Excerpted passage:

President Joe Biden spoke of “consistent, steady progress” Friday with the release of a jobs report that showed less-than-expected growth for September.
“When you take a step back and look what’s happening, we’re actually making real progress,” said Biden. “Maybe it doesn’t seem fast enough. I’d like to see it faster. We’re going to make it faster.”
The unemployment rate dropped last month by less than half a point to 4.8 percent, with the number of unemployed people dropping to 7.7 million nationwide. Those numbers are much lower than they were during last year’s lockdowns, but have still yet to drop to the levels predating the outbreak of the Chinese Communist Party Virus (CCP).
Biden touted the unemployment rate as “a sign that our recovery is moving forward even in the face of a COVID pandemic.” He also pointed to the overall job growth since he took office, which is just under 5 million jobs.
“The unemployment rate is now down to 4.8 percent—in just eight months. We’ve created two-times more jobs under @POTUS in his first nine months than any administration in history,” wrote White House Chief of Staff Ron Klain on Twitter.
Republicans blame the Biden administration’s policies for this month’s weak jobs report.
In a tweet, Republicans on the House Committee on Small Business wrote: “With only 194,000 jobs added back to our economy last month, it is clear that President Biden’s failed economic policies are shuttering small businesses,”

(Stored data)
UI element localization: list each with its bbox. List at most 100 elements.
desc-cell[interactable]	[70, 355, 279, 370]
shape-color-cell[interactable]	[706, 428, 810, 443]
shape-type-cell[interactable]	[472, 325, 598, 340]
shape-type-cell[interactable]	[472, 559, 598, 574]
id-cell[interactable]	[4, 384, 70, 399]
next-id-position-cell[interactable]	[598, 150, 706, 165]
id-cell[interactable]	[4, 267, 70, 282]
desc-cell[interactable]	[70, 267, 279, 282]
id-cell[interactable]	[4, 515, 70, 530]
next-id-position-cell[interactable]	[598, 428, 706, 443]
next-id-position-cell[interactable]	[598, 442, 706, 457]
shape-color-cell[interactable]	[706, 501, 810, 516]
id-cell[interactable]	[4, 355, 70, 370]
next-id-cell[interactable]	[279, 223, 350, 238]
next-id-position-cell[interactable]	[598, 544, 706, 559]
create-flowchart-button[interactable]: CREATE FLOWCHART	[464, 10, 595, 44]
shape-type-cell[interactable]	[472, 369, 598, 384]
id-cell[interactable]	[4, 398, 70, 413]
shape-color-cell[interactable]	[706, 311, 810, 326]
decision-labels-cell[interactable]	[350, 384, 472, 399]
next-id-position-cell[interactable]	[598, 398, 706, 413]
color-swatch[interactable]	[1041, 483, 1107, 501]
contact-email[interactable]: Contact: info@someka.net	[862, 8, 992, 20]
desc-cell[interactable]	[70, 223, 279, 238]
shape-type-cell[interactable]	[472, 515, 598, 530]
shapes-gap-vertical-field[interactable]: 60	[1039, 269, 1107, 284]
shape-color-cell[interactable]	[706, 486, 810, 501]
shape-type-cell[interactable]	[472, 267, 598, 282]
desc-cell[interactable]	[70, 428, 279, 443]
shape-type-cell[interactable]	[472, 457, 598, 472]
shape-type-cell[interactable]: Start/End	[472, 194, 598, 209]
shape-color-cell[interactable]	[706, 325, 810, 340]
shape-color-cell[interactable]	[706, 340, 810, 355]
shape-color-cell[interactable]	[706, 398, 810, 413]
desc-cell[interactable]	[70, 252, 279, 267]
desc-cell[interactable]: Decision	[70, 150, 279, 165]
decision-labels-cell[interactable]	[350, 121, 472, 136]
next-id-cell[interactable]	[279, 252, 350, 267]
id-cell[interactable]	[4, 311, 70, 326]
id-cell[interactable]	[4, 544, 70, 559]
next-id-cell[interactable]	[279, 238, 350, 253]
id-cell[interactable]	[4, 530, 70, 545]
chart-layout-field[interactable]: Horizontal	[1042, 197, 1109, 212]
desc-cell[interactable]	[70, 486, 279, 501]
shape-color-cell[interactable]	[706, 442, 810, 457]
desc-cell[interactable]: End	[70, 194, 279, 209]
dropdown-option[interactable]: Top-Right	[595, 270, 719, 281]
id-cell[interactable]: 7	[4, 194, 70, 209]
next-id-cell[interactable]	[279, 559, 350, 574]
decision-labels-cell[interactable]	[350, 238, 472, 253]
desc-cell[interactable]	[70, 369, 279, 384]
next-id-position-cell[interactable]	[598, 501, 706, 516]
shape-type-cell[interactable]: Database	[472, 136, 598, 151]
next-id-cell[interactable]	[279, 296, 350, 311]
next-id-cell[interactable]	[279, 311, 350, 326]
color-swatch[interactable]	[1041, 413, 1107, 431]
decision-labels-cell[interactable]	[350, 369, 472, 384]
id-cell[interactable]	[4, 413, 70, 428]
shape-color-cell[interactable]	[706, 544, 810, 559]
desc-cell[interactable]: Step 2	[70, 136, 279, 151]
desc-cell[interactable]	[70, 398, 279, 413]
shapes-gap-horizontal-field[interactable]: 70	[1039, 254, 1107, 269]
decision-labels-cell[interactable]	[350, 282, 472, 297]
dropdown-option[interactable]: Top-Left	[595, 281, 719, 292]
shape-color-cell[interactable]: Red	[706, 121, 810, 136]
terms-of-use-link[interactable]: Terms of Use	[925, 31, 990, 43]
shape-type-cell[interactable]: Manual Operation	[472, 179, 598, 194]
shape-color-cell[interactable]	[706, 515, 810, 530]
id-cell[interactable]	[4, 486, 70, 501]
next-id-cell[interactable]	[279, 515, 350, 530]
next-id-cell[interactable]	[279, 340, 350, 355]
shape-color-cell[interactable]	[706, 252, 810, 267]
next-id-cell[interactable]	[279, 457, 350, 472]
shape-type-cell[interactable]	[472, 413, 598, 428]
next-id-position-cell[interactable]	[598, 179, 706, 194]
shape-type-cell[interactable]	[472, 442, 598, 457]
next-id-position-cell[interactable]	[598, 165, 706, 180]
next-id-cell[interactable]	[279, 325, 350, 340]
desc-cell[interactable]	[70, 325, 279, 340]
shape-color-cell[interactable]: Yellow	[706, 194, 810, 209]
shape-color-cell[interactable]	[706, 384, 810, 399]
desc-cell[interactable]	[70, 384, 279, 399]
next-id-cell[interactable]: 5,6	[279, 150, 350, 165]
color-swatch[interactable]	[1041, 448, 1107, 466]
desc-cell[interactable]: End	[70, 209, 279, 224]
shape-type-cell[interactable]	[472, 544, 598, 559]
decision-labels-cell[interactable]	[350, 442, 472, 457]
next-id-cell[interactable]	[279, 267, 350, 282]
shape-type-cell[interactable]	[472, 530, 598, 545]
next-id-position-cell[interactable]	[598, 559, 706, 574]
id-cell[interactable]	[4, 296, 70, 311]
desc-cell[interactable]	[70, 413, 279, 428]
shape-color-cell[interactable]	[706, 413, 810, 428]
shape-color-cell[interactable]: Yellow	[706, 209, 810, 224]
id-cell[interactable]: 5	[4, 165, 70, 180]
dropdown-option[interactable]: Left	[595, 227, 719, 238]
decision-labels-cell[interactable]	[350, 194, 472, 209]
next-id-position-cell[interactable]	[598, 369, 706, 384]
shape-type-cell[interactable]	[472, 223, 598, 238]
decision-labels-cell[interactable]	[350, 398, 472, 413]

Exercise 1: According to the article on the September jobs report, how many people were unemployed nationwide last month?
Exercise 2: Continue the article on the September jobs report from where it stops.

Answer area 1: 7.7 million

Answer area 2:
And the Republican National Committee said in a statement: “Biden promised to create jobs, he promised he had a secret plan to ‘shut down the virus.’ Trump handed Biden vaccines and a recovery economy, and Biden has still failed at both.”
The report showed only slight employment growth in the leisure-and-hospitality industry for a second straight month, with just 74,000 jobs added. The manufacturing sector rose by 27,000 jobs. Government payrolls fell by 123,000 jobs in September.
Biden also continued to make the case for his two multi-trillion-dollar bills stalled in Congress—the bipartisan $1.2 trillion infrastructure plan and a budget-reconciliation bill being negotiated down from $3.5 trillion.
“The jobs numbers also remind us that we have important work ahead of us and important investments we need to make,” he said.
Biden continues to claim the reconciliation bill is a job creator in the “clean energy sector.”
“The whole world knows the future of the auto industry is electric, electric-battery technology,” Biden said. “We need to make sure we build that future instead of falling behind.”